Selected extract ::
** START **

These Proceedings are organized along the same lines as the Conference: the Introduction by Geoffrey Fox, followed by three major divisions by topic: Hardware, Software, and Applications. Within each major division are more specific topics such as Fluid Dynamics or Neural Networks. Within each specific topic, papers are ordered alphabetically by first author, except for Mini-Symposia. To preserve the organization of the Mini-Symposia, papers are ordered in the sequence in which they were given.

The distinction between both major and specific topics is frequently difficult. Should Matrix Algebra be placed in Software or in Applications? If a paper deals with the performance of a graphical PDE solver on a novel architecture, should it be classified under Performance Evaluation, PDE Solvers, Input/Output, or New Hardware? The reader is cautioned that the investigation of any subject within this Proceedings, such as Fast Fourier Transforms, might require perusal of several scattered sections.

#### HARDWARE

The Hardware section includes Decomposition Methods, Fault Tolerance, Input/Output, New Hardware, Performance Evaluation, Routing and Topologies, and Shared Memory. Many authors who certainly do not consider themselves electrical engineers or computer designers might be surprised to find their papers classified under "Hardware." The guiding rule for putting a paper in this section was that it depended on a knowledge of a specific underlying computer architecture, whether that architecture was the subject of the paper or not. Papers on Decomposition Methods or Routing and Topologies, for example, usually deal with optimizing the mapping of application topologies to hardware interconnection topologies. Fault Tolerance can be done with either hardware or software, but in all cases the faults being tolerated are in the hardware, not the software.

** END **

Position data for elements
** START **

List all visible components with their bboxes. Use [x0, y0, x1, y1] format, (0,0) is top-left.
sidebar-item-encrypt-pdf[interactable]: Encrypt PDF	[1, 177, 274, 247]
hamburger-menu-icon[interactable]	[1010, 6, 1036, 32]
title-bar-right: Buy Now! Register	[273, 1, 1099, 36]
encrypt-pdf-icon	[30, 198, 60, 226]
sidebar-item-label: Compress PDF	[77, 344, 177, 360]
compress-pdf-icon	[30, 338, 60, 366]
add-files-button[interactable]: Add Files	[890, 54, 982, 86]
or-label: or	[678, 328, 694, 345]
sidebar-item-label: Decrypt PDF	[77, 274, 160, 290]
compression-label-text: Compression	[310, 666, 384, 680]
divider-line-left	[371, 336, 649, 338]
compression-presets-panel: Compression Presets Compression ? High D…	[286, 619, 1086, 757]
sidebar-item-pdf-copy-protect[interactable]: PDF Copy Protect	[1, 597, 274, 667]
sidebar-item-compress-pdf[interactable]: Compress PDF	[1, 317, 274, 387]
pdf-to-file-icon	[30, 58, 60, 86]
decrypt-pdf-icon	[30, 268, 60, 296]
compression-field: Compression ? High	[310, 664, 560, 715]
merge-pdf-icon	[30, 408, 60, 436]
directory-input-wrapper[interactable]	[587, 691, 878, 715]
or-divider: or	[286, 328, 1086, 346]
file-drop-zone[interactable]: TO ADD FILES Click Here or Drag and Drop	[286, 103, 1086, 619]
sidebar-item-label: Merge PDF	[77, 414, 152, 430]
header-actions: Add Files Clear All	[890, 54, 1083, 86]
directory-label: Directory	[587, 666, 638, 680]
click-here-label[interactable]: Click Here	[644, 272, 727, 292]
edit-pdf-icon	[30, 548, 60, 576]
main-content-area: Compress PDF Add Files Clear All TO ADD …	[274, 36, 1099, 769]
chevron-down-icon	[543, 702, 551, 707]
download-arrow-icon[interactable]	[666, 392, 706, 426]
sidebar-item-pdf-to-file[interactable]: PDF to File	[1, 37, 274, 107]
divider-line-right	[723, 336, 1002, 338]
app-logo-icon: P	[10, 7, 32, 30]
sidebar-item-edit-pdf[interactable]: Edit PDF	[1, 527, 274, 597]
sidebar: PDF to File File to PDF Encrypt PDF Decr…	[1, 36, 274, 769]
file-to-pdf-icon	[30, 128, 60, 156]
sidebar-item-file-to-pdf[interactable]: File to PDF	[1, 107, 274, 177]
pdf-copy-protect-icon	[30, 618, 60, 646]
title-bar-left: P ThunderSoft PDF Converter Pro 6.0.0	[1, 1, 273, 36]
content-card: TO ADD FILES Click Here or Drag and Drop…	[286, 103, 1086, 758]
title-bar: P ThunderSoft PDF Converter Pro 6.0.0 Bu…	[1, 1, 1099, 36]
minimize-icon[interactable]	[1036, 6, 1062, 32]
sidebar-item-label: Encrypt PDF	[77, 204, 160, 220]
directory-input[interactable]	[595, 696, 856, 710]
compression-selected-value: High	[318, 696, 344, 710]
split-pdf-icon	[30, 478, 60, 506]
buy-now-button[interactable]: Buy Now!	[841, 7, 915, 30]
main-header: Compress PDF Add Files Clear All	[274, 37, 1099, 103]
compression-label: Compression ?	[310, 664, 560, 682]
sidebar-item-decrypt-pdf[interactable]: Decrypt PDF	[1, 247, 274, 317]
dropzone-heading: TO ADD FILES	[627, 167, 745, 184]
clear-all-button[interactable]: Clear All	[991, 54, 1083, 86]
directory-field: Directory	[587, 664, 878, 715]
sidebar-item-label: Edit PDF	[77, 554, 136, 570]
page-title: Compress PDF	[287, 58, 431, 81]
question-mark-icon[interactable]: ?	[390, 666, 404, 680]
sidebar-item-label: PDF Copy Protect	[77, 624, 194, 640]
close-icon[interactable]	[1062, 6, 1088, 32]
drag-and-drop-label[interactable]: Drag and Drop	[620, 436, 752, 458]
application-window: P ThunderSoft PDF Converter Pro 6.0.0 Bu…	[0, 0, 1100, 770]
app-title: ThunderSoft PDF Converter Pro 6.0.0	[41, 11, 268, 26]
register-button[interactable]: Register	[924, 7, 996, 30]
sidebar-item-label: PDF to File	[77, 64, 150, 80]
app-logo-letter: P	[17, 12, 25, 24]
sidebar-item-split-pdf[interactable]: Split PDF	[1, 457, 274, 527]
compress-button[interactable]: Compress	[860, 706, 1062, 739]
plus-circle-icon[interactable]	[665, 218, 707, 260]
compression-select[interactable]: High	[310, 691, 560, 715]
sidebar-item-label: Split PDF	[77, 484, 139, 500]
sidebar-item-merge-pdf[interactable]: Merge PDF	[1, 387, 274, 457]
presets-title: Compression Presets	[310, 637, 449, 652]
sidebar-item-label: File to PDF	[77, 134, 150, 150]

** END **

Problems to work on ::
1/ In the proceedings overview, what was the guiding rule for placing a paper in the Hardware section?
2/ Duplicate the proceedings overview from "#### HARDWARE" up to and including "not the software.".

Responses in order ::
1/ The paper depended on knowledge of a specific underlying computer architecture, whether or not that architecture was its subject.

2/
#### HARDWARE

The Hardware section includes Decomposition Methods, Fault Tolerance, Input/Output, New Hardware, Performance Evaluation, Routing and Topologies, and Shared Memory. Many authors who certainly do not consider themselves electrical engineers or computer designers might be surprised to find their papers classified under "Hardware." The guiding rule for putting a paper in this section was that it depended on a knowledge of a specific underlying computer architecture, whether that architecture was the subject of the paper or not. Papers on Decomposition Methods or Routing and Topologies, for example, usually deal with optimizing the mapping of application topologies to hardware interconnection topologies. Fault Tolerance can be done with either hardware or software, but in all cases the faults being tolerated are in the hardware, not the software.